**WHAT IS BEING ASKED**
Answer these questions from the comment thread on autism diagnoses:
(a) What kind of cookware was once blamed for causing Alzheimer's?
(b) At what age was Stacy in NJ's youngest son diagnosed with Asperger's?
(c) What two things does Richard Aubrey say to check?


      Without a cause there’s no way to determine whether the increase is real or due to the convenience of having a condition du jour.

      Remember when aluminum cookware was blamed for causing Alzheimer’s?

  2. This does not affect the more-recent increases, but when I visited the state facility for the cognitively impaired, very early in the 70s, there were many kids who would be called severely autistic today but were then simply called retarded. BTW, even though institutions have been demonized and shut down since then, that facility was decently run and the staff were both hard-working and caring. They tried to maximize the kids’ capabilities. That was also true at the state psych hospital, where I briefly worked. Both situations were far better than living on the streets, as many now do.

  3. Good call-out Joanne. I heard about this news today and I found it interesting.
    I have to wonder if the CDC has taken into consideration that the autism “spectrum” is much larger (by medical standards) than it used to be. Doctors and psychologists may be quick to diagnose autism because it recently was widened to include a number of other conditions, such as ADHD and Asperger’s. I’m worried that any child with a learning disorder may be labeled as “autistic” and therefore placed in a different area of our society, much like momof4’s point regarding “retarded” children in the previous century.

  4. I recently saw a study linking autism-like symptoms in mice with changes in gut bacteria. If some percentage of human autism diagnoses have a similar cause, I could imagine that you would see levels of ‘autism’ that vary widely by location and time. These might be caused by evnironmental factors like diet or antibiotic use and could account for the wildly different rates found in different places. If this theory pans out, it’s possible that some of the kids could be treated and then we’d be left with numbers that are more similar to what was seen in the past. Of course, there could also be epigenetic changes and mate selection differences that cause different rates in different populations.

  5. Richard Aubrey says:

    First, check for expanded diagnoses. Second, check for grants.
    Anything left over?

  6. There are a lot of changes in diagnostic criteria, and a lot of people I know who are autistic were previously diagnosed with something else. (Comorbidity with ADHD and social anxiety disorders is pretty high.)
    The main thing that worries me is that by far the largest and most notable “autism expert” that people turn to is Autism Speaks, an organization which is overtly hostile to autistic people, and devotes much of its time and money to propaganda demonizing them. Integration and accommodation (usually very minor accommodation) might be a good strategy. Certainly, most of us would rather be allowed to exist than removed from the population.

  7. Stacy in NJ says:

    My youngest son was diagnosed with Asperger’s at 7. He attends a private school that specializes in educating high functioning autism/aspies. It pretty obvious that many of these kids would not have been diagnosed in prior generations; they’d have been labeled as the weird or strange kid. But, many of them will go on to nearly completely normal productive lives. They may require some additional support from family but are quite likely to be employed and contributing.

**STORED DATA**

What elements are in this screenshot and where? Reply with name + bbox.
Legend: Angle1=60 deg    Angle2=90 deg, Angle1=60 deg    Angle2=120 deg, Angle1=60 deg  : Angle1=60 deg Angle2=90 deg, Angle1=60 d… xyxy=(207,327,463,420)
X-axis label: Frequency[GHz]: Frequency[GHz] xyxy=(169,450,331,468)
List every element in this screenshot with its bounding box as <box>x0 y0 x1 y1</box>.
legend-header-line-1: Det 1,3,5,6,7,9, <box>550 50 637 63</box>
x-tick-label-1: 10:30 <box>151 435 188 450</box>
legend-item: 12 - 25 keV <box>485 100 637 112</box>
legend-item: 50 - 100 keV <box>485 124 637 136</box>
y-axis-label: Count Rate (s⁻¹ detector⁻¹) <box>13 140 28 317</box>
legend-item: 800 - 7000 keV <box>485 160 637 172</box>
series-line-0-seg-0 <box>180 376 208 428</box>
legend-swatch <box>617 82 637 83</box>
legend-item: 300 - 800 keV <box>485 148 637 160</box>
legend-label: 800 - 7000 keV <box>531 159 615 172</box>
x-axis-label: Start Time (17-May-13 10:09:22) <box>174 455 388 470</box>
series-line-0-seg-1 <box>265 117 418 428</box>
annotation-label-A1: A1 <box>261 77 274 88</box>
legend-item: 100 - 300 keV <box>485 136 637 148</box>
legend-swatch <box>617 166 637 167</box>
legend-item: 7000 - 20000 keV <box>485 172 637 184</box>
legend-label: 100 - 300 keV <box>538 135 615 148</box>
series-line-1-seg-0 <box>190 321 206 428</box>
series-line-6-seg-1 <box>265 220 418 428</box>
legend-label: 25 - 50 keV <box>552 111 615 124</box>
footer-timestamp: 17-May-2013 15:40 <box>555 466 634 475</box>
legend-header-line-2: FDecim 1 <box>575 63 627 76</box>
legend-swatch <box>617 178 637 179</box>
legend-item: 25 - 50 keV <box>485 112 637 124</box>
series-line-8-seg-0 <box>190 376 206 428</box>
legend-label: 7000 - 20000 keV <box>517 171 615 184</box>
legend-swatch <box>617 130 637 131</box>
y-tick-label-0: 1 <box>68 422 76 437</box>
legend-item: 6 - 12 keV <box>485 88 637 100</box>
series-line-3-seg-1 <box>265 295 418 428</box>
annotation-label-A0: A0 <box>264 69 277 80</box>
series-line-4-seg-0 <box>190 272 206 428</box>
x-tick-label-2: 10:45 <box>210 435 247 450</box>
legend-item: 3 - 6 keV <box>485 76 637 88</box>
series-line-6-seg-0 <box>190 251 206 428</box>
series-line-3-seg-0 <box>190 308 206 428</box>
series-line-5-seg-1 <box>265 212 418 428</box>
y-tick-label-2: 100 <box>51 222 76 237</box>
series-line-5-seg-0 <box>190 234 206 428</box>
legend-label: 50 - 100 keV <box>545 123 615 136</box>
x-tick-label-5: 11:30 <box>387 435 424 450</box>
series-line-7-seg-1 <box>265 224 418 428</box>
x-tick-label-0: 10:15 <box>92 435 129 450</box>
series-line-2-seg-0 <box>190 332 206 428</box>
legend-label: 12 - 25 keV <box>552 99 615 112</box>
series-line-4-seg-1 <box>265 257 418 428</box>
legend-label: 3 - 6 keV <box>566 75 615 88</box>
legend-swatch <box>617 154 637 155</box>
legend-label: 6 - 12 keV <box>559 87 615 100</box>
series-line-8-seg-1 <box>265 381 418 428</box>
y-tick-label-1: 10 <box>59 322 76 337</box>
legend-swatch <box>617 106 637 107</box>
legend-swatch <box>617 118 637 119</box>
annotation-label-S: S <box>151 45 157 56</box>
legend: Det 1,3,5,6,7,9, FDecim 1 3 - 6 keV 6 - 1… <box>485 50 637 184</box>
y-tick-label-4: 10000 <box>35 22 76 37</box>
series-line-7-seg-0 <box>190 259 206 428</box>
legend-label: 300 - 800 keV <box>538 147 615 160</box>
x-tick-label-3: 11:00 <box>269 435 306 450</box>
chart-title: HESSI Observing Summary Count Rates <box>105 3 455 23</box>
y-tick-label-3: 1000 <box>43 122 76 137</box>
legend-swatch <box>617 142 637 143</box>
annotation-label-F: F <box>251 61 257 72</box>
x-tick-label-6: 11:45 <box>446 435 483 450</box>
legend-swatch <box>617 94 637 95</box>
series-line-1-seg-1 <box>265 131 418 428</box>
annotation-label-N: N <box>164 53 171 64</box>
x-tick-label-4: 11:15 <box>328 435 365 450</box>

**OUTPUT**
(a) Aluminum cookware.
(b) At 7.
(c) Expanded diagnoses first, then grants.